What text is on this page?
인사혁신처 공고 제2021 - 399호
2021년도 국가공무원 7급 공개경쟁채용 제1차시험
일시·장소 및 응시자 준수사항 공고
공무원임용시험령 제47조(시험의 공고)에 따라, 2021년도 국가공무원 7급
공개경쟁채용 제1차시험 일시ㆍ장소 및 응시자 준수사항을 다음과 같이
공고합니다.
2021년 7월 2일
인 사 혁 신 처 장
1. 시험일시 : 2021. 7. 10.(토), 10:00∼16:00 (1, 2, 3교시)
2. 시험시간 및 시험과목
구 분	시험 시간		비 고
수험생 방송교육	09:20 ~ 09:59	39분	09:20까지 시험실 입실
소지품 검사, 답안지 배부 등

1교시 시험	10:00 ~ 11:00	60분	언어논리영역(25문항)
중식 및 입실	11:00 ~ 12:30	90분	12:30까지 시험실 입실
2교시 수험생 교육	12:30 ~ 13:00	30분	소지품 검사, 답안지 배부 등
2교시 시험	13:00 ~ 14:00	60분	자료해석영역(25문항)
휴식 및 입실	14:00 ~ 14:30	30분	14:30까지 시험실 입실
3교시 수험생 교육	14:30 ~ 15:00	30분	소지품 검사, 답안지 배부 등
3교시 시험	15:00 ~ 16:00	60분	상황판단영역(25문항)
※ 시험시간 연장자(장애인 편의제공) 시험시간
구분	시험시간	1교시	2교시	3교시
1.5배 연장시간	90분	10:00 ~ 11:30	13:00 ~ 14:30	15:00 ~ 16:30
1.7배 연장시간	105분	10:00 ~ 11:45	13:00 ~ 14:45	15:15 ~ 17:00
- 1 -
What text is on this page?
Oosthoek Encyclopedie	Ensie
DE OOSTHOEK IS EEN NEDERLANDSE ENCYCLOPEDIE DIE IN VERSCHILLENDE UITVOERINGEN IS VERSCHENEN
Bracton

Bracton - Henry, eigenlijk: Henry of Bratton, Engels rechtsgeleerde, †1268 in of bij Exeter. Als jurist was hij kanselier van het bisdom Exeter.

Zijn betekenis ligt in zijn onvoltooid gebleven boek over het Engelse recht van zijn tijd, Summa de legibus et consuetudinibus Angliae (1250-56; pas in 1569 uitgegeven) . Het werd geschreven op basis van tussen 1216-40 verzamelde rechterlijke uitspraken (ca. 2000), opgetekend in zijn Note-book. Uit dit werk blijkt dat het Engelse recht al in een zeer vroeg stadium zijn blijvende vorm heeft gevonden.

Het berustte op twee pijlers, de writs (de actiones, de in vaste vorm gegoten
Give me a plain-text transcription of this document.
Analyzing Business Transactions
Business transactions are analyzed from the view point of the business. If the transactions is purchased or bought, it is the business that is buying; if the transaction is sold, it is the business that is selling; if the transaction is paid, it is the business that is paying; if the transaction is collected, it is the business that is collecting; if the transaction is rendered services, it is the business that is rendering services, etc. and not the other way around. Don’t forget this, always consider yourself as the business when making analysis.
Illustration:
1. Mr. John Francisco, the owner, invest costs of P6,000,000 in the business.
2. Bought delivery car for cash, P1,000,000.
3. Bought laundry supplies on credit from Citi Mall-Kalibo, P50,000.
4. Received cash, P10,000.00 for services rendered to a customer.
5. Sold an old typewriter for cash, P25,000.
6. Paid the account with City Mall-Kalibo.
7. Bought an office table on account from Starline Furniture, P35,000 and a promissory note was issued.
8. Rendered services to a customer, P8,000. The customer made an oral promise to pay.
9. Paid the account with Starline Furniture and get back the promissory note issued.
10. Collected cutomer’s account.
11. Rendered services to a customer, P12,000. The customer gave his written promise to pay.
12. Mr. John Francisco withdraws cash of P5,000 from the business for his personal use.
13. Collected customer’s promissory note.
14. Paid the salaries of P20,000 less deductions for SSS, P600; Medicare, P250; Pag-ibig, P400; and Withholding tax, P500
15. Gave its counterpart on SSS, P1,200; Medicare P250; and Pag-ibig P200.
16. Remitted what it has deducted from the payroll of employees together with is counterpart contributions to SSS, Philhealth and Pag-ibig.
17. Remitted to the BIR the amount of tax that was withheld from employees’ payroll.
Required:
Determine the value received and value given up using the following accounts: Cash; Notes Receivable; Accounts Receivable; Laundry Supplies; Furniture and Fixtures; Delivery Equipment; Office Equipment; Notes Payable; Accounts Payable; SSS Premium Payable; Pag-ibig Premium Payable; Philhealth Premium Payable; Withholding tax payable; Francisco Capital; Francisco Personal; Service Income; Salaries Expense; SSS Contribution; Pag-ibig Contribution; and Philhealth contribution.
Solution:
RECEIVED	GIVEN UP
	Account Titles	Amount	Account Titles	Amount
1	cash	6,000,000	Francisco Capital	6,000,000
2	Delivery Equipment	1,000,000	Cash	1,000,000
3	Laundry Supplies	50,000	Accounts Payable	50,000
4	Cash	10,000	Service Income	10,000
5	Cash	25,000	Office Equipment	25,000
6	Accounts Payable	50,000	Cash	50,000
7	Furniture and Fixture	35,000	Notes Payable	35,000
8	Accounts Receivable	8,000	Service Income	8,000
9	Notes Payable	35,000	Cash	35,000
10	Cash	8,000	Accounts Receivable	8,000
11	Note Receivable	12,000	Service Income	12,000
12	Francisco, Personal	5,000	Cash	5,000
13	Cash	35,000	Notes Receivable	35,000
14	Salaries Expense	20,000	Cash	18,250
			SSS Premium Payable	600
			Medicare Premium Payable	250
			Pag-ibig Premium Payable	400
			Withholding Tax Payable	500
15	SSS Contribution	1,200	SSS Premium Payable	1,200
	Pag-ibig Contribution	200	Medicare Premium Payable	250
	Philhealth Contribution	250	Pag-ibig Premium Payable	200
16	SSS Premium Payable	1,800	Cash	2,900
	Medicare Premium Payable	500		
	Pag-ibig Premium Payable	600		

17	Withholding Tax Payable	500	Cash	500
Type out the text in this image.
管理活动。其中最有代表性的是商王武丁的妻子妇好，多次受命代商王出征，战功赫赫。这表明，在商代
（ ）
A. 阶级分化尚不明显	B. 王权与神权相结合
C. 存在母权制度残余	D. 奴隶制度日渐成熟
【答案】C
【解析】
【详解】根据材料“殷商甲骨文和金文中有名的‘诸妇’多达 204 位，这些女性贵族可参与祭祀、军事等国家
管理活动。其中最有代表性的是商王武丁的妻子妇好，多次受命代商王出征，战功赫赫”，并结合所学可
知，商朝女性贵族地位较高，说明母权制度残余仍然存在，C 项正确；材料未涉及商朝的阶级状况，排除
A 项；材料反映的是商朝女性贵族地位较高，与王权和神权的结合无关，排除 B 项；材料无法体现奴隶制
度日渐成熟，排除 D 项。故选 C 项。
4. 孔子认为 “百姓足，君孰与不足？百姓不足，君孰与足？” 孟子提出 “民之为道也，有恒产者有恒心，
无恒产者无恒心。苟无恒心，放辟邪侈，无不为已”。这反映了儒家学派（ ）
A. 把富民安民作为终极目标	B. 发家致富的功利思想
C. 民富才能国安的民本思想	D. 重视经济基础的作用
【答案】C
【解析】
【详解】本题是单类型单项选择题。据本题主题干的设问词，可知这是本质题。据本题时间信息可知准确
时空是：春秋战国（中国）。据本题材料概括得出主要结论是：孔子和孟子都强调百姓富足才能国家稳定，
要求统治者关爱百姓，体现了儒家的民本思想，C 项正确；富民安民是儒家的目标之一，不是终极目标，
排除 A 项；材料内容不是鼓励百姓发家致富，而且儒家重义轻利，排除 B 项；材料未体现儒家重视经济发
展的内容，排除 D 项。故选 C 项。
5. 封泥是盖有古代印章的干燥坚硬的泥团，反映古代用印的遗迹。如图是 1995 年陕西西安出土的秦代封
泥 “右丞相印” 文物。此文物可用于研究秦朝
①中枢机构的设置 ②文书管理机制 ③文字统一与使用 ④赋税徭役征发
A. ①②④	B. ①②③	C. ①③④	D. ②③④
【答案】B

▶ What to do
Return, word for word, every line from the line with "Type out the text in this image." to the final line of the data.

▶ Reply to the task
Type out the text in this image.
管理活动。其中最有代表性的是商王武丁的妻子妇好，多次受命代商王出征，战功赫赫。这表明，在商代
（ ）
A. 阶级分化尚不明显	B. 王权与神权相结合
C. 存在母权制度残余	D. 奴隶制度日渐成熟
【答案】C
【解析】
【详解】根据材料“殷商甲骨文和金文中有名的‘诸妇’多达 204 位，这些女性贵族可参与祭祀、军事等国家
管理活动。其中最有代表性的是商王武丁的妻子妇好，多次受命代商王出征，战功赫赫”，并结合所学可
知，商朝女性贵族地位较高，说明母权制度残余仍然存在，C 项正确；材料未涉及商朝的阶级状况，排除
A 项；材料反映的是商朝女性贵族地位较高，与王权和神权的结合无关，排除 B 项；材料无法体现奴隶制
度日渐成熟，排除 D 项。故选 C 项。
4. 孔子认为 “百姓足，君孰与不足？百姓不足，君孰与足？” 孟子提出 “民之为道也，有恒产者有恒心，
无恒产者无恒心。苟无恒心，放辟邪侈，无不为已”。这反映了儒家学派（ ）
A. 把富民安民作为终极目标	B. 发家致富的功利思想
C. 民富才能国安的民本思想	D. 重视经济基础的作用
【答案】C
【解析】
【详解】本题是单类型单项选择题。据本题主题干的设问词，可知这是本质题。据本题时间信息可知准确
时空是：春秋战国（中国）。据本题材料概括得出主要结论是：孔子和孟子都强调百姓富足才能国家稳定，
要求统治者关爱百姓，体现了儒家的民本思想，C 项正确；富民安民是儒家的目标之一，不是终极目标，
排除 A 项；材料内容不是鼓励百姓发家致富，而且儒家重义轻利，排除 B 项；材料未体现儒家重视经济发
展的内容，排除 D 项。故选 C 项。
5. 封泥是盖有古代印章的干燥坚硬的泥团，反映古代用印的遗迹。如图是 1995 年陕西西安出土的秦代封
泥 “右丞相印” 文物。此文物可用于研究秦朝
①中枢机构的设置 ②文书管理机制 ③文字统一与使用 ④赋税徭役征发
A. ①②④	B. ①②③	C. ①③④	D. ②③④
【答案】B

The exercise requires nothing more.